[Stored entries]
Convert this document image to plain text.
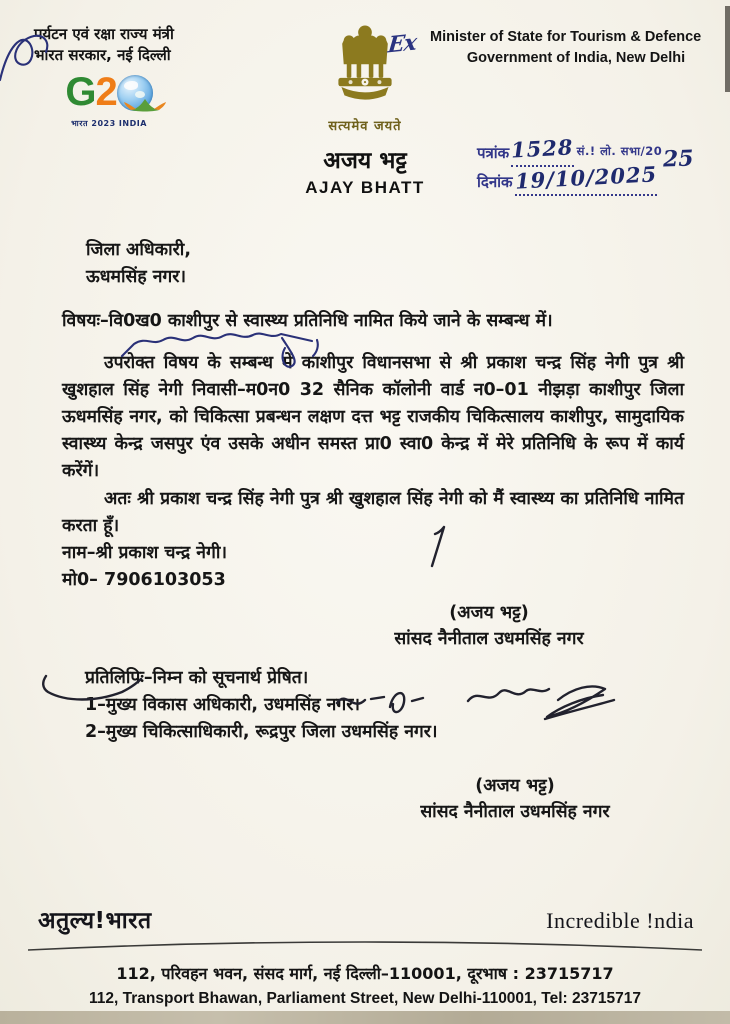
पर्यटन एवं रक्षा राज्य मंत्री
भारत सरकार, नई दिल्ली
G 2
भारत 2023 INDIA	सत्यमेव जयते
अजय भट्ट
AJAY BHATT
Ex Minister of State for Tourism & Defence
Government of India, New Delhi
पत्रांक 1528 सं.! लो. सभा/20 25
दिनांक 19/10/2025
जिला अधिकारी,
ऊधमसिंह नगर।

विषयः–वि0ख0 काशीपुर से स्वास्थ्य प्रतिनिधि नामित किये जाने के सम्बन्ध में।

उपरोक्त विषय के सम्बन्ध में काशीपुर विधानसभा से श्री प्रकाश चन्द्र सिंह नेगी पुत्र श्री खुशहाल सिंह नेगी निवासी–म0न0 32 सैनिक कॉलोनी वार्ड न0–01 नीझड़ा काशीपुर जिला ऊधमसिंह नगर, को चिकित्सा प्रबन्धन लक्षण दत्त भट्ट राजकीय चिकित्सालय काशीपुर, सामुदायिक स्वास्थ्य केन्द्र जसपुर एंव उसके अधीन समस्त प्रा0 स्वा0 केन्द्र में मेरे प्रतिनिधि के रूप में कार्य करेंगें।

अतः श्री प्रकाश चन्द्र सिंह नेगी पुत्र श्री खुशहाल सिंह नेगी को मैं स्वास्थ्य का प्रतिनिधि नामित करता हूँ।

नाम–श्री प्रकाश चन्द्र नेगी।

मो0– 7906103053

(अजय भट्ट)
सांसद नैनीताल उधमसिंह नगर
प्रतिलिपिः–निम्न को सूचनार्थ प्रेषित।
1–मुख्य विकास अधिकारी, उधमसिंह नगर।
2–मुख्य चिकित्साधिकारी, रूद्रपुर जिला उधमसिंह नगर।
(अजय भट्ट)
सांसद नैनीताल उधमसिंह नगर
अतुल्य!भारत	Incredible !ndia
112, परिवहन भवन, संसद मार्ग, नई दिल्ली–110001, दूरभाष : 23715717
112, Transport Bhawan, Parliament Street, New Delhi-110001, Tel: 23715717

• _Written request_
Exclude the pictures, and transcribe all of the material exactly.

• _Completed task_
Convert this document image to plain text.
पर्यटन एवं रक्षा राज्य मंत्री
भारत सरकार, नई दिल्ली
G 2
भारत 2023 INDIA	सत्यमेव जयते
अजय भट्ट
AJAY BHATT
Ex Minister of State for Tourism & Defence
Government of India, New Delhi
पत्रांक 1528 सं.! लो. सभा/20 25
दिनांक 19/10/2025
जिला अधिकारी,
ऊधमसिंह नगर।

विषयः–वि0ख0 काशीपुर से स्वास्थ्य प्रतिनिधि नामित किये जाने के सम्बन्ध में।

उपरोक्त विषय के सम्बन्ध में काशीपुर विधानसभा से श्री प्रकाश चन्द्र सिंह नेगी पुत्र श्री खुशहाल सिंह नेगी निवासी–म0न0 32 सैनिक कॉलोनी वार्ड न0–01 नीझड़ा काशीपुर जिला ऊधमसिंह नगर, को चिकित्सा प्रबन्धन लक्षण दत्त भट्ट राजकीय चिकित्सालय काशीपुर, सामुदायिक स्वास्थ्य केन्द्र जसपुर एंव उसके अधीन समस्त प्रा0 स्वा0 केन्द्र में मेरे प्रतिनिधि के रूप में कार्य करेंगें।

अतः श्री प्रकाश चन्द्र सिंह नेगी पुत्र श्री खुशहाल सिंह नेगी को मैं स्वास्थ्य का प्रतिनिधि नामित करता हूँ।

नाम–श्री प्रकाश चन्द्र नेगी।

मो0– 7906103053

(अजय भट्ट)
सांसद नैनीताल उधमसिंह नगर
प्रतिलिपिः–निम्न को सूचनार्थ प्रेषित।
1–मुख्य विकास अधिकारी, उधमसिंह नगर।
2–मुख्य चिकित्साधिकारी, रूद्रपुर जिला उधमसिंह नगर।
(अजय भट्ट)
सांसद नैनीताल उधमसिंह नगर
अतुल्य!भारत	Incredible !ndia
112, परिवहन भवन, संसद मार्ग, नई दिल्ली–110001, दूरभाष : 23715717
112, Transport Bhawan, Parliament Street, New Delhi-110001, Tel: 23715717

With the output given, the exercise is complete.